● **Exercise goal**
Write out the whole listing again, exactly.

● **Records shown**
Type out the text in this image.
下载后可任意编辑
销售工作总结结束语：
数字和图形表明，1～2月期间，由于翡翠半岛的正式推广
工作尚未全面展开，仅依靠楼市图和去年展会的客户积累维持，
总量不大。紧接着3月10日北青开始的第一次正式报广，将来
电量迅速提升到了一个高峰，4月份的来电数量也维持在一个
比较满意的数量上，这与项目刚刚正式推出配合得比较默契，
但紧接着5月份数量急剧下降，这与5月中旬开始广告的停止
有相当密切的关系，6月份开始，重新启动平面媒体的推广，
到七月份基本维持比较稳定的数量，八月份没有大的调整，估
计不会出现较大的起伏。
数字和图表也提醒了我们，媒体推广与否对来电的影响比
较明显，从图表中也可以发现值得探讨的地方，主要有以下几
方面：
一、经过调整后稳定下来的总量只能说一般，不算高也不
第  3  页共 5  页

● **Task result**
Type out the text in this image.
下载后可任意编辑
销售工作总结结束语：
数字和图形表明，1～2月期间，由于翡翠半岛的正式推广
工作尚未全面展开，仅依靠楼市图和去年展会的客户积累维持，
总量不大。紧接着3月10日北青开始的第一次正式报广，将来
电量迅速提升到了一个高峰，4月份的来电数量也维持在一个
比较满意的数量上，这与项目刚刚正式推出配合得比较默契，
但紧接着5月份数量急剧下降，这与5月中旬开始广告的停止
有相当密切的关系，6月份开始，重新启动平面媒体的推广，
到七月份基本维持比较稳定的数量，八月份没有大的调整，估
计不会出现较大的起伏。
数字和图表也提醒了我们，媒体推广与否对来电的影响比
较明显，从图表中也可以发现值得探讨的地方，主要有以下几
方面：
一、经过调整后稳定下来的总量只能说一般，不算高也不
第  3  页共 5  页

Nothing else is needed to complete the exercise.